What is asked
Rewrite the lines between the one holding "cell-ap50: 50.5 — [382, 645, 427, 673]" and the one holding "cell-ap75: 28.4 — [454, 677, 554, 711]", inclusive, replacing "table-row" with "body-row" and leaving everything else in them unchanged.

— start Given records —

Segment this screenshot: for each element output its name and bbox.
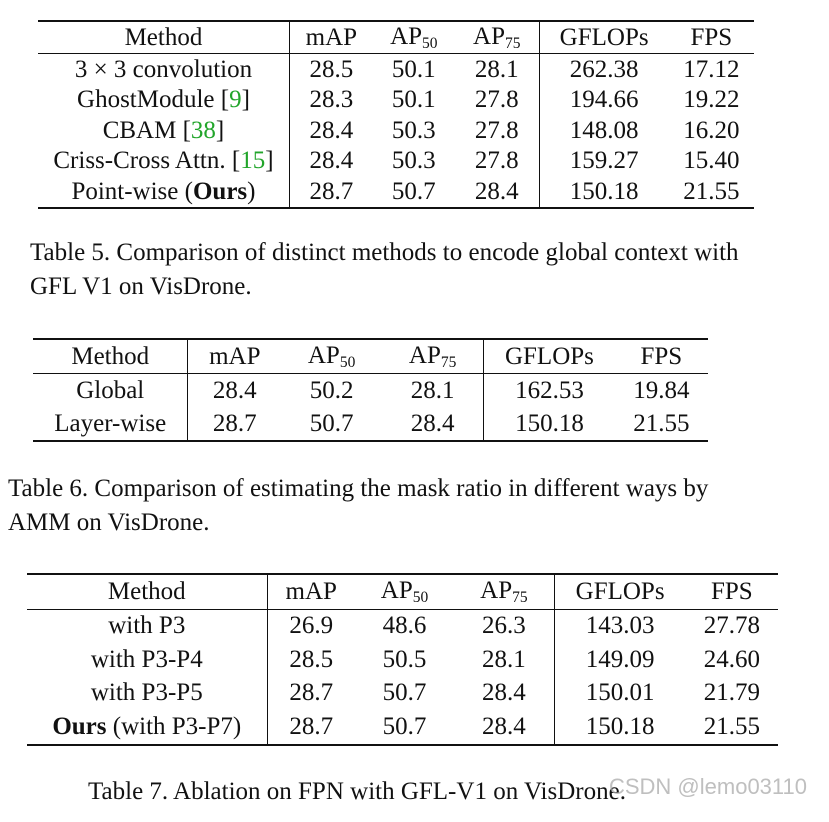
cell-ap50: 50.5 — [382, 645, 427, 673]
cell-ap75: 28.4 — [382, 407, 484, 441]
cell-method: Ours (with P3-P7) — [27, 710, 267, 745]
cell-ap50: 50.3 — [391, 116, 436, 144]
table-row — [38, 115, 754, 146]
col-header-map: mAP — [289, 21, 372, 54]
cell-ap75: 28.4 — [454, 677, 554, 711]
cell-method: Layer-wise — [33, 407, 188, 441]
col-header-method: Method — [38, 21, 289, 54]
cell-map: 28.7 — [289, 679, 334, 707]
cell-ap75: 28.1 — [454, 643, 554, 677]
cell-method: CBAM [38] — [38, 115, 289, 146]
cell-ap50: 50.7 — [281, 407, 382, 441]
col-header-ap75: $AP_{75}$ — [382, 339, 484, 374]
cell-gflops: 150.01 — [585, 679, 655, 707]
col-header-ap50: $AP_{50}$ — [281, 339, 382, 374]
cell-fps: 17.12 — [683, 55, 740, 83]
col-header-gflops: GFLOPs — [554, 574, 686, 609]
cell-ap50: 50.2 — [309, 376, 354, 404]
cell-ap75: 27.8 — [455, 85, 539, 116]
table-row — [38, 176, 754, 208]
col-header-ap50: $AP_{50}$ — [355, 574, 454, 609]
table-row — [27, 710, 778, 745]
cell-gflops: 162.53 — [515, 376, 584, 404]
col-header-ap50: $AP_{50}$ — [373, 21, 455, 54]
cell-fps: 19.22 — [683, 86, 740, 114]
cell-gflops: 150.18 — [554, 710, 686, 745]
cell-method: Point-wise (Ours) — [38, 176, 289, 208]
table-7-caption: Table 7. Ablation on FPN with GFL-V1 on VisDrone. — [88, 778, 626, 805]
cell-method: with P3 — [27, 609, 267, 643]
watermark: CSDN @lemo03110 — [608, 774, 807, 799]
cell-ap75: 28.1 — [455, 54, 539, 85]
col-header-ap75: $AP_{75}$ — [454, 574, 554, 609]
table-header-row — [38, 21, 754, 54]
table-row — [38, 85, 754, 116]
col-header-method: Method — [27, 574, 267, 609]
table-row — [27, 677, 778, 711]
cell-map: 28.5 — [289, 645, 334, 673]
cell-ap50: 50.3 — [391, 147, 436, 175]
col-header-gflops: GFLOPs — [484, 339, 615, 374]
cell-map: 28.7 — [188, 407, 281, 441]
col-header-gflops: GFLOPs — [539, 21, 669, 54]
cell-method: with P3-P5 — [27, 677, 267, 711]
cell-gflops: 149.09 — [585, 645, 655, 673]
cell-ap75: 27.8 — [455, 146, 539, 177]
cell-map: 28.5 — [309, 55, 354, 83]
table-row — [33, 407, 708, 441]
cell-fps: 21.79 — [703, 679, 760, 707]
cell-method: GhostModule [9] — [38, 85, 289, 116]
cell-fps: 16.20 — [683, 116, 740, 144]
col-header-map: mAP — [267, 574, 355, 609]
cell-ap75: 26.3 — [454, 609, 554, 643]
citation-link[interactable]: 38 — [190, 116, 216, 144]
table-7 — [27, 573, 778, 746]
table-6 — [33, 338, 708, 442]
cell-ap50: 50.1 — [391, 55, 436, 83]
cell-ap50: 48.6 — [382, 612, 427, 640]
cell-fps: 15.40 — [683, 147, 740, 175]
cell-map: 26.9 — [289, 612, 334, 640]
col-header-fps: FPS — [686, 574, 778, 609]
citation-link[interactable]: 15 — [240, 147, 266, 175]
cell-ap50: 50.7 — [373, 176, 455, 208]
cell-ap75: 28.4 — [455, 176, 539, 208]
table-row — [27, 643, 778, 677]
cell-ap50: 50.7 — [355, 710, 454, 745]
cell-map: 28.4 — [212, 376, 257, 404]
cell-gflops: 150.18 — [484, 407, 615, 441]
cell-fps: 21.55 — [615, 407, 708, 441]
table-row — [27, 609, 778, 643]
cell-gflops: 143.03 — [585, 612, 655, 640]
cell-gflops: 148.08 — [569, 116, 639, 144]
cell-ap75: 28.4 — [454, 710, 554, 745]
col-header-fps: FPS — [669, 21, 754, 54]
cell-map: 28.7 — [267, 710, 355, 745]
table-header-row — [33, 339, 708, 374]
cell-map: 28.4 — [309, 147, 354, 175]
col-header-map: mAP — [188, 339, 281, 374]
col-header-ap75: $AP_{75}$ — [455, 21, 539, 54]
table-header-row — [27, 574, 778, 609]
col-header-method: Method — [33, 339, 188, 374]
cell-method: Global — [33, 374, 188, 408]
cell-ap50: 50.1 — [391, 86, 436, 114]
cell-ap75: 27.8 — [455, 115, 539, 146]
cell-ap75: 28.1 — [382, 374, 484, 408]
table-6-caption: Table 6. Comparison of estimating the mask ratio in different ways by AMM on VisDrone. — [8, 475, 709, 536]
cell-fps: 21.55 — [669, 176, 754, 208]
cell-fps: 21.55 — [686, 710, 778, 745]
table-row — [38, 146, 754, 177]
cell-method: 3 × 3 convolution — [38, 54, 289, 85]
cell-map: 28.4 — [309, 116, 354, 144]
citation-link[interactable]: 9 — [229, 86, 242, 114]
cell-fps: 19.84 — [633, 376, 690, 404]
cell-gflops: 194.66 — [569, 86, 639, 114]
cell-method: Criss-Cross Attn. [15] — [38, 146, 289, 177]
table-row — [38, 54, 754, 85]
cell-fps: 27.78 — [703, 612, 760, 640]
cell-gflops: 150.18 — [539, 176, 669, 208]
cell-map: 28.7 — [289, 176, 372, 208]
col-header-fps: FPS — [615, 339, 708, 374]
cell-gflops: 262.38 — [569, 55, 639, 83]
table-row — [33, 374, 708, 408]
cell-method: with P3-P4 — [27, 643, 267, 677]
cell-fps: 24.60 — [703, 645, 760, 673]
cell-gflops: 159.27 — [569, 147, 639, 175]
cell-ap50: 50.7 — [382, 679, 427, 707]
table-5-caption: Table 5. Comparison of distinct methods to encode global context with GFL V1 on VisDrone. — [30, 239, 739, 300]
cell-map: 28.3 — [309, 86, 354, 114]
table-5 — [38, 20, 754, 209]
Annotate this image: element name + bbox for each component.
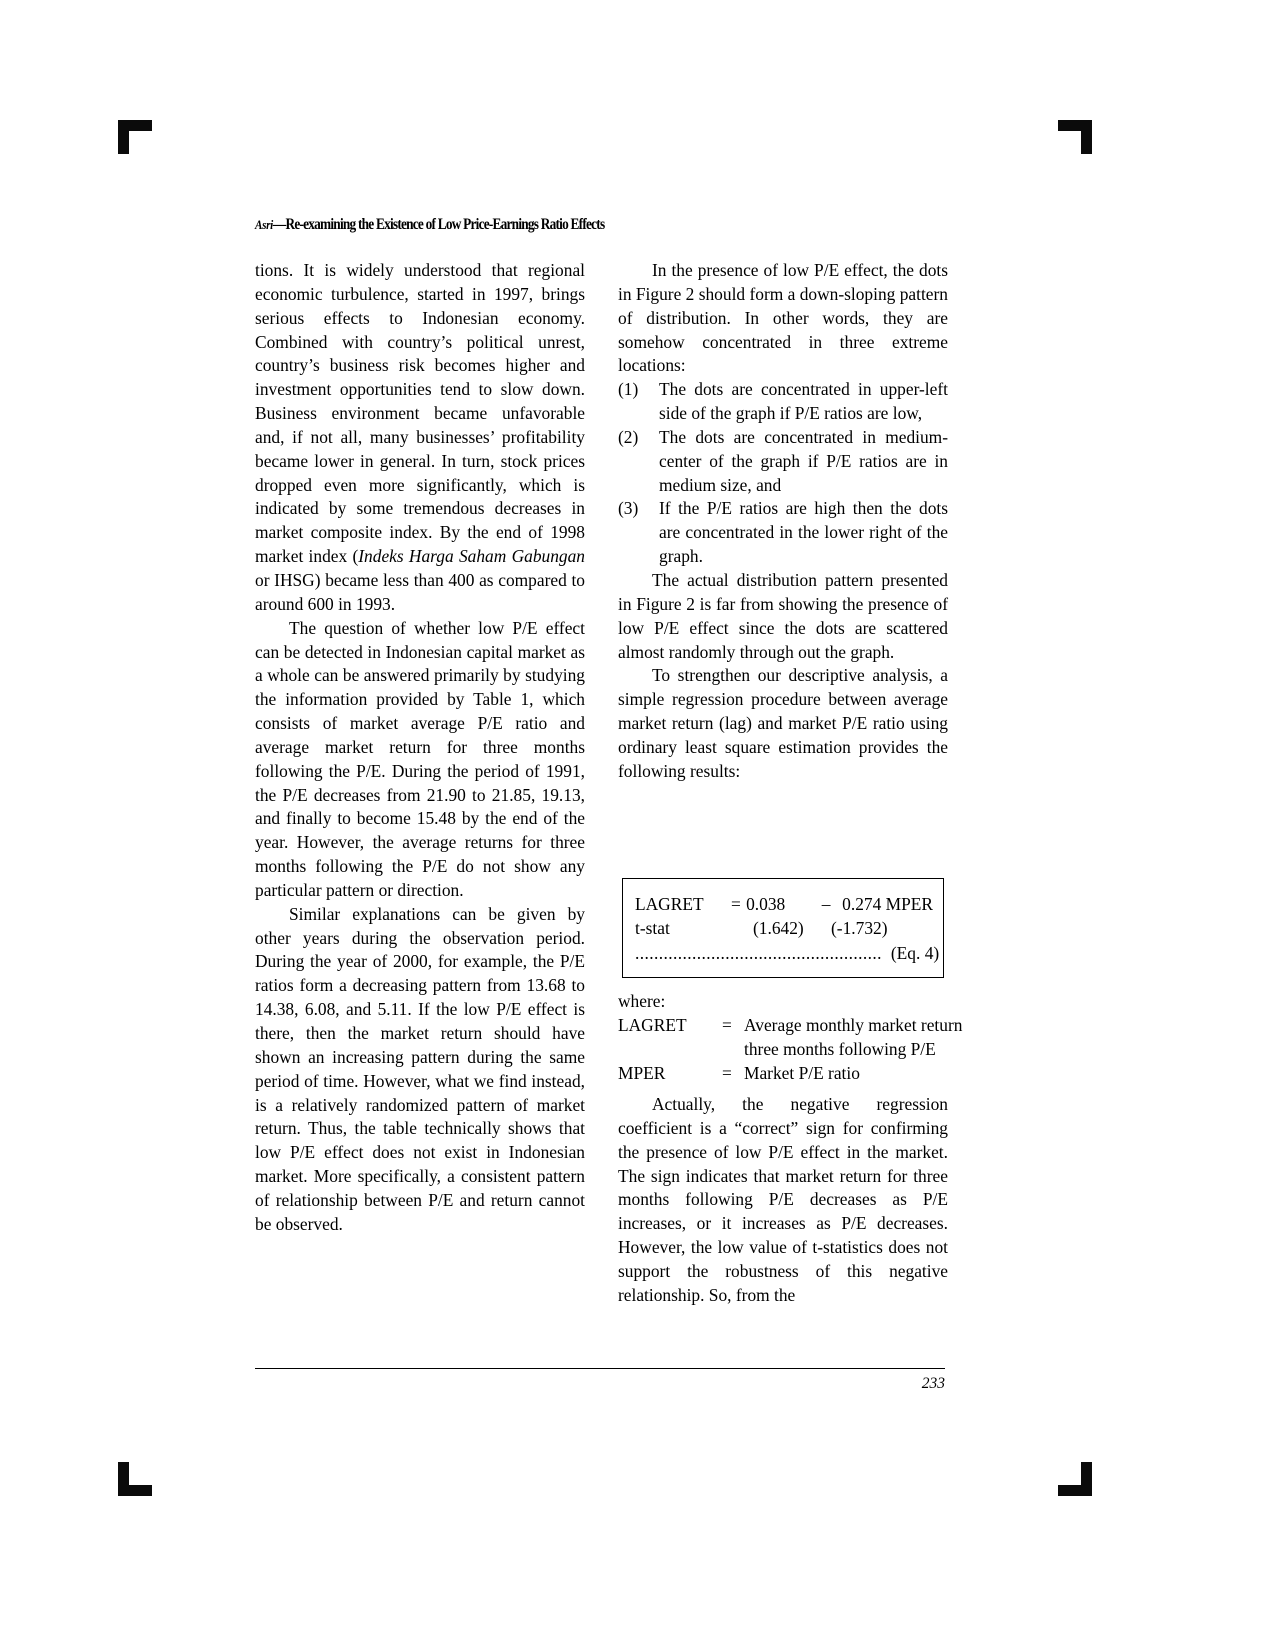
definition-description: Average monthly market return three months following P/E [744, 1014, 963, 1059]
leader-dots: .................................................... [635, 943, 882, 963]
page-number: 233 [921, 1375, 945, 1392]
running-header [255, 216, 857, 234]
equation-intercept: 0.038 [746, 894, 786, 914]
tstat-label: t-stat [635, 917, 670, 938]
equation-equals-sign: = [731, 894, 741, 914]
paragraph-continuation [255, 259, 585, 617]
running-header-title: Re-examining the Existence of Low Price-Earnings Ratio Effects [285, 216, 605, 233]
running-header-author: Asri [255, 217, 273, 232]
italic-term-ihsg: Indeks Harga Saham Gabungan [358, 546, 586, 567]
list-marker: (3) [618, 498, 639, 519]
crop-mark-top-left [118, 120, 152, 154]
crop-mark-bottom-left [118, 1462, 152, 1496]
crop-mark-top-right [1058, 120, 1092, 154]
right-column [618, 259, 948, 784]
paragraph-actual-distribution: The actual distribution pattern presented in Figure 2 is far from showing the presence of low P/E effect since the dots are scattered almost randomly through out the graph. [618, 569, 948, 662]
equation-slope-term: 0.274 MPER [842, 894, 933, 914]
paragraph-table1-discussion: The question of whether low P/E effect can be detected in Indonesian capital market as a whole can be answered primarily by studying the information provided by Table 1, which consists of market average P/E ratio and average market return for three months following the P/E. During the period of 1991, the P/E decreases from 21.90 to 21.85, 19.13, and finally to become 15.48 by the end of the year. However, the average returns for three months following the P/E do not show any particular pattern or direction. [255, 617, 585, 900]
definition-equals: = [722, 1014, 732, 1035]
list-marker: (1) [618, 379, 639, 400]
list-item-text: If the P/E ratios are high then the dots are concentrated in the lower right of the graph. [659, 498, 948, 567]
definition-term: LAGRET [618, 1014, 687, 1035]
numbered-list-extreme-locations [618, 378, 948, 569]
paragraph-text: tions. It is widely understood that regional economic turbulence, started in 1997, brings serious effects to Indonesian economy. Combined with country’s political unrest, country’s business risk becomes higher and investment opportunities tend to slow down. Business environment became unfavorable and, if not all, many businesses’ profitability became lower in general. In turn, stock prices dropped even more significantly, which is indicated by some tremendous decreases in market composite index. By the end of 1998 market index ( [255, 260, 585, 567]
where-definitions-block [618, 990, 963, 1085]
equation-lhs: LAGRET [635, 894, 704, 914]
equation-leader-row [635, 942, 940, 966]
paragraph-negative-coefficient: Actually, the negative regression coefficient is a “correct” sign for confirming the presence of low P/E effect in the market. The sign indicates that market return for three months following P/E decreases as P/E increases, or it increases as P/E decreases. However, the low value of t-statistics does not support the robustness of this negative relationship. So, from the [618, 1094, 948, 1305]
paragraph-text-after: or IHSG) became less than 400 as compared to around 600 in 1993. [255, 569, 585, 614]
equation-number: (Eq. 4) [890, 943, 940, 963]
paragraph-regression-intro: To strengthen our descriptive analysis, a simple regression procedure between average market return (lag) and market P/E ratio using ordinary least square estimation provides the following results: [618, 665, 948, 781]
definition-row-mper [618, 1062, 963, 1086]
paragraph-low-pe-presence: In the presence of low P/E effect, the dots in Figure 2 should form a down-sloping pattern of distribution. In other words, they are somehow concentrated in three extreme locations: [618, 260, 948, 376]
list-item [618, 497, 948, 569]
definition-equals: = [722, 1062, 732, 1083]
footer-rule [255, 1368, 945, 1369]
where-label: where: [618, 991, 666, 1011]
list-marker: (2) [618, 426, 639, 447]
definition-term: MPER [618, 1062, 666, 1083]
running-header-dash: — [272, 216, 286, 233]
equation-box [622, 878, 944, 978]
left-column [255, 259, 585, 1237]
crop-mark-bottom-right [1058, 1462, 1092, 1496]
equation-main-row [635, 893, 933, 917]
list-item [618, 426, 948, 498]
definition-row-lagret [618, 1014, 963, 1062]
tstat-slope-value: (-1.732) [831, 917, 888, 938]
right-column-lower [618, 1093, 948, 1308]
list-item-text: The dots are concentrated in medium-center of the graph if P/E ratios are in medium size, and [659, 426, 948, 495]
list-item-text: The dots are concentrated in upper-left side of the graph if P/E ratios are low, [659, 379, 948, 424]
list-item [618, 378, 948, 426]
equation-operator: – [821, 894, 831, 914]
paragraph-similar-explanations: Similar explanations can be given by other years during the observation period. During the year of 2000, for example, the P/E ratios form a decreasing pattern from 13.68 to 14.38, 6.08, and 5.11. If the low P/E effect is there, then the market return should have shown an increasing pattern during the same period of time. However, what we find instead, is a relatively randomized pattern of market return. Thus, the table technically shows that low P/E effect does not exist in Indonesian market. More specifically, a consistent pattern of relationship between P/E and return cannot be observed. [255, 903, 585, 1234]
equation-tstat-row [635, 917, 933, 941]
tstat-intercept-value: (1.642) [753, 917, 804, 938]
definition-description: Market P/E ratio [744, 1062, 860, 1083]
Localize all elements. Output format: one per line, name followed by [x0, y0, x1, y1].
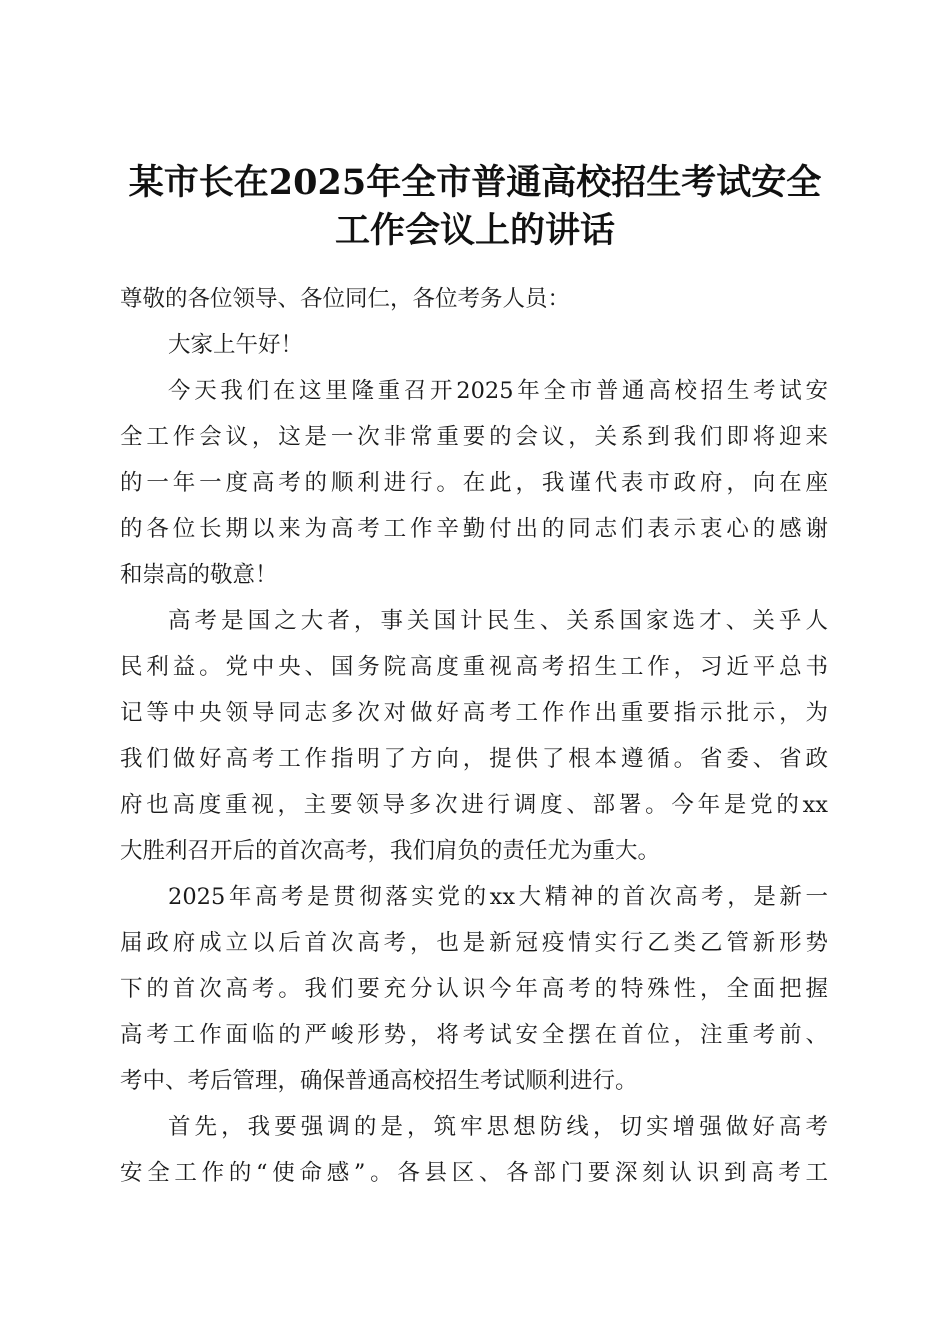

— end Given records —

Task output
cell-ap50: 50.5 — [382, 645, 427, 673]
cell-ap75: 28.4 — [382, 407, 484, 441]
cell-method: Ours (with P3-P7) — [27, 710, 267, 745]
cell-ap50: 50.3 — [391, 116, 436, 144]
body-row — [38, 115, 754, 146]
col-header-map: mAP — [289, 21, 372, 54]
cell-ap75: 28.4 — [454, 677, 554, 711]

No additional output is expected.